| WHAT THIS TASK INVOLVES |
Sort through the data and copy the lines holding the word "Poslovanje".
## START GIVEN ENTRIES
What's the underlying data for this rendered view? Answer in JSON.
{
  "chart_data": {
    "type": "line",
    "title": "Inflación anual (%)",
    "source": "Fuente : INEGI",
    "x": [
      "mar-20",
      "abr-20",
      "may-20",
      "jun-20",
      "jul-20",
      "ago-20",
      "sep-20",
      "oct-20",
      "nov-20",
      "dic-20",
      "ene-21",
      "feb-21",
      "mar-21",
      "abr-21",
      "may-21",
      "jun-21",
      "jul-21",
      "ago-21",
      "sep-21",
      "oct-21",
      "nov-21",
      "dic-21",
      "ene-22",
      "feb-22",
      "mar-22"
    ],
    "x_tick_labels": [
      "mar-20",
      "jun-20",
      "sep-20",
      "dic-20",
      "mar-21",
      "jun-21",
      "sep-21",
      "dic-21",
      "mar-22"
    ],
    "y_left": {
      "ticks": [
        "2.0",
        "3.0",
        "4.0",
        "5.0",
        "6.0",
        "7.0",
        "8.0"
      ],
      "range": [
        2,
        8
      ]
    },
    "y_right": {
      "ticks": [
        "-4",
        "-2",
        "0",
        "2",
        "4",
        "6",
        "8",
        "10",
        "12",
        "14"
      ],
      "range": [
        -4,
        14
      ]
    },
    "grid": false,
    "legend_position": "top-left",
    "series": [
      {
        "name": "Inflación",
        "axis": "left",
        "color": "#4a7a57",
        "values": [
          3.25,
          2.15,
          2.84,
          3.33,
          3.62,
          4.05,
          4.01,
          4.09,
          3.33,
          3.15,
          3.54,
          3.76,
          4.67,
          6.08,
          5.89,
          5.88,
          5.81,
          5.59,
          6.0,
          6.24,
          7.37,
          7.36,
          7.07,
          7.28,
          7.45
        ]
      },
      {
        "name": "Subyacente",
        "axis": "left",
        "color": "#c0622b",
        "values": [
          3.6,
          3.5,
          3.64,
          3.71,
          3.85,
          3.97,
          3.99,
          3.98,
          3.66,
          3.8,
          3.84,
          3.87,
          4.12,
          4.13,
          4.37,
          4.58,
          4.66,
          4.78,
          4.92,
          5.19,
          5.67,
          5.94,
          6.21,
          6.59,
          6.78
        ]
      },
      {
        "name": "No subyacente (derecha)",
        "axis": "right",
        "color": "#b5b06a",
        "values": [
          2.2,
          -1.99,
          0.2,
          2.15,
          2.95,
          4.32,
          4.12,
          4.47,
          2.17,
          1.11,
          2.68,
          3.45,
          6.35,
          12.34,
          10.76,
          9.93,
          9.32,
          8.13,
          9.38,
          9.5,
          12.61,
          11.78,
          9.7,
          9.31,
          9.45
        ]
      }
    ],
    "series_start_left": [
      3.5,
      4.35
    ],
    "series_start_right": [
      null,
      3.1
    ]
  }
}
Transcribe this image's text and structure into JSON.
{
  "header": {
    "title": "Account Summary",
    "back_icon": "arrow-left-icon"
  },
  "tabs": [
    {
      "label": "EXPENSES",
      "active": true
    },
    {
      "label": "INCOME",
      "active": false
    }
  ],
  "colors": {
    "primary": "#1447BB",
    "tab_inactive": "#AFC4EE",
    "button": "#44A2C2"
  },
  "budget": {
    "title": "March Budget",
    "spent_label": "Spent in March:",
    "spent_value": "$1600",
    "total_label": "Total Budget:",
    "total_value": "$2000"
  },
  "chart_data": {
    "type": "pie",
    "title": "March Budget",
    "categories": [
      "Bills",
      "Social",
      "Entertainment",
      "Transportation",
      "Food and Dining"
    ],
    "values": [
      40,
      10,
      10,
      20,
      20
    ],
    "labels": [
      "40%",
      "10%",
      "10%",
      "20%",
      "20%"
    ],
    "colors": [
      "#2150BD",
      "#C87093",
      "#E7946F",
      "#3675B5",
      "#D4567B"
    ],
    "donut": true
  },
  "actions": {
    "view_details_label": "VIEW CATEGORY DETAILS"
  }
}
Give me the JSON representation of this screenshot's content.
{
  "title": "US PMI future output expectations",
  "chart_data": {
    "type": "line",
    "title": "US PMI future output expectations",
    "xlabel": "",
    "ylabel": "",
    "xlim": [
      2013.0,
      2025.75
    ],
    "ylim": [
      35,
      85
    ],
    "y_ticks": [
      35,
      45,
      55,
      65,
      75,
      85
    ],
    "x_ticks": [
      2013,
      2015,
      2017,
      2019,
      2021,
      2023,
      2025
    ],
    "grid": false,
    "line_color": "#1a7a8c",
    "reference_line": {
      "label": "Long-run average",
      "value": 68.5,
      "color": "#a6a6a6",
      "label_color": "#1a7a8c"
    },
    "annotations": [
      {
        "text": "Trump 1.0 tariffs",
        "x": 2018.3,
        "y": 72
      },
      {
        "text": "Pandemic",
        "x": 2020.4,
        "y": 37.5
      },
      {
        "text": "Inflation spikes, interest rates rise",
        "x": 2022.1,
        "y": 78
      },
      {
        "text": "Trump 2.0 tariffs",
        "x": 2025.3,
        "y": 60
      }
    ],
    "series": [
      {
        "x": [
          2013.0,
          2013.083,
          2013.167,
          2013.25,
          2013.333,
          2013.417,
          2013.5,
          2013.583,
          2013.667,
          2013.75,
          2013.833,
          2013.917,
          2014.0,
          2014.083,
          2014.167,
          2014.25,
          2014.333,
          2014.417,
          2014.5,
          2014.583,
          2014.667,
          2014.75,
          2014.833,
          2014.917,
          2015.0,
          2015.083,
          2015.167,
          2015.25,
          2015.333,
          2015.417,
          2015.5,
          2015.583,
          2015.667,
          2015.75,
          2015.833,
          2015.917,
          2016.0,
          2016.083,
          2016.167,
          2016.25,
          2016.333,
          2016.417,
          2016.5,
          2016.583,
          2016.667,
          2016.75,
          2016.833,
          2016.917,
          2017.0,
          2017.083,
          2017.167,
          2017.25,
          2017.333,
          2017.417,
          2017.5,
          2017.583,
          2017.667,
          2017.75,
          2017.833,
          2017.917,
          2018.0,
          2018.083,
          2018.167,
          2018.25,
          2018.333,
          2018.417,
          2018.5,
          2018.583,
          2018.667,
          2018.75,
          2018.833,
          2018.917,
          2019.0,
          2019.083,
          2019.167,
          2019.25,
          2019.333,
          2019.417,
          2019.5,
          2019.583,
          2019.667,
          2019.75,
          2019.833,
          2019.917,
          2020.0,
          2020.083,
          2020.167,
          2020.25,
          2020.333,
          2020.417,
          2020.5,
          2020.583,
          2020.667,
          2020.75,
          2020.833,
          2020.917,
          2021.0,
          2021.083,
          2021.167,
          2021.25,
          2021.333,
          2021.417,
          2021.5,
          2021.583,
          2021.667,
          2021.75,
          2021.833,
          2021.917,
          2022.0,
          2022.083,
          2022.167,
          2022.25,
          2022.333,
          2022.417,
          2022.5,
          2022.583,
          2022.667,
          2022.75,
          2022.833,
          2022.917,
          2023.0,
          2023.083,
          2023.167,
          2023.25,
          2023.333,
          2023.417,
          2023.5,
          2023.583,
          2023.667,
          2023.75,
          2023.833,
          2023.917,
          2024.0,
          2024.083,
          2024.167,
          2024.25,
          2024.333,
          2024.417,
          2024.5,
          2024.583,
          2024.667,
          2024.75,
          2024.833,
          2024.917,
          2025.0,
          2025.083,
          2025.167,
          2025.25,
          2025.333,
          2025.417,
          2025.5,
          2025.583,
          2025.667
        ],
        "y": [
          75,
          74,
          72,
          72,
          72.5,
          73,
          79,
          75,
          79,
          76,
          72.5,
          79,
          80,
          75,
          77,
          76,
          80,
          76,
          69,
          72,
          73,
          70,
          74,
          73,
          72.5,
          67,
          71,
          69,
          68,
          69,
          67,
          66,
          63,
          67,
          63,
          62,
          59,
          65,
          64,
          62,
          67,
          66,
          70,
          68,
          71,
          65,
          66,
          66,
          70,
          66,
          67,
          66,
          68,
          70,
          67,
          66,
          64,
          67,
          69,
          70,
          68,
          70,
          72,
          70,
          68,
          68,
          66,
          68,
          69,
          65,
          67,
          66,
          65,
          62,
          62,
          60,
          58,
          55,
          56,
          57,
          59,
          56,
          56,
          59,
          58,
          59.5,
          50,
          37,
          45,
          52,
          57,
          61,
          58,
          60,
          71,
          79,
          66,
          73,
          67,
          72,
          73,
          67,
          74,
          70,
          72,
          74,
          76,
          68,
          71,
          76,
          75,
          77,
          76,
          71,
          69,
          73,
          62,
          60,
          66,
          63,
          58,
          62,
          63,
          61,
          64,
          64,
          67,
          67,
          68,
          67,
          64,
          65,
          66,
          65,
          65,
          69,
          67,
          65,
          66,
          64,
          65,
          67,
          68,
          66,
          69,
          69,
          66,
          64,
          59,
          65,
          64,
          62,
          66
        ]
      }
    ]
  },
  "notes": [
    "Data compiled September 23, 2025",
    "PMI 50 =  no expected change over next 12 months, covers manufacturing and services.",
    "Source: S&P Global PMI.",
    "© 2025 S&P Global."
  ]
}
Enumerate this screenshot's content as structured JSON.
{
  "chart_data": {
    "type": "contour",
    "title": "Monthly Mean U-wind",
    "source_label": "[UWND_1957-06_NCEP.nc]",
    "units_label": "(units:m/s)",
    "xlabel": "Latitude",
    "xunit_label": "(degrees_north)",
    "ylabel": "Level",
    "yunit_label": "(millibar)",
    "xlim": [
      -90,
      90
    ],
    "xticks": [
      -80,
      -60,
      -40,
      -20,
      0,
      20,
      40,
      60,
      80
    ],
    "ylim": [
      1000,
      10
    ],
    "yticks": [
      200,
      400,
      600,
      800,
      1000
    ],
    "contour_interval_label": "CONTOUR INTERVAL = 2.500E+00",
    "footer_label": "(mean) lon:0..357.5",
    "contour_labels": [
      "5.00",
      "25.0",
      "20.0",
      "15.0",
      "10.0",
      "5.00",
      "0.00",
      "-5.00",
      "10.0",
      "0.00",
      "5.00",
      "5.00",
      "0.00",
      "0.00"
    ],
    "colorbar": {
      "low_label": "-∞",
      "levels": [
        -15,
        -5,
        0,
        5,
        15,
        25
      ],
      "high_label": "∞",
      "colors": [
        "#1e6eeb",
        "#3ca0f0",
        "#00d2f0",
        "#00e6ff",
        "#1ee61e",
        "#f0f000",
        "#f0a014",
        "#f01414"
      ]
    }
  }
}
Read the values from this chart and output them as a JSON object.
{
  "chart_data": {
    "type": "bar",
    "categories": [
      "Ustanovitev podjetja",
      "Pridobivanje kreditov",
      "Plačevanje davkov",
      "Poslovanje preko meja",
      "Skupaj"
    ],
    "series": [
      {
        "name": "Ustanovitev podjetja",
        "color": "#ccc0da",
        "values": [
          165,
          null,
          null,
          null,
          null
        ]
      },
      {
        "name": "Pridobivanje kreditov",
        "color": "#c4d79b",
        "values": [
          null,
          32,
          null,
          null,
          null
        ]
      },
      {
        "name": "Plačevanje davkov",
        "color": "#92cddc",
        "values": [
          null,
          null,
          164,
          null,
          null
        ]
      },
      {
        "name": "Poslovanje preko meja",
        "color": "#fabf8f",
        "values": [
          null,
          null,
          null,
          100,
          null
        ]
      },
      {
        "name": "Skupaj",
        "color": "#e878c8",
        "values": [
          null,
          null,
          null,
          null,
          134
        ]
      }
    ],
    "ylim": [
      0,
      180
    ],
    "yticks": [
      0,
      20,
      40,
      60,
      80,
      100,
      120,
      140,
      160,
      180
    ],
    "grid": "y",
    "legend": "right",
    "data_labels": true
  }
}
## END GIVEN ENTRIES
| WRITTEN REPLY |
      "Poslovanje preko meja",
        "name": "Poslovanje preko meja",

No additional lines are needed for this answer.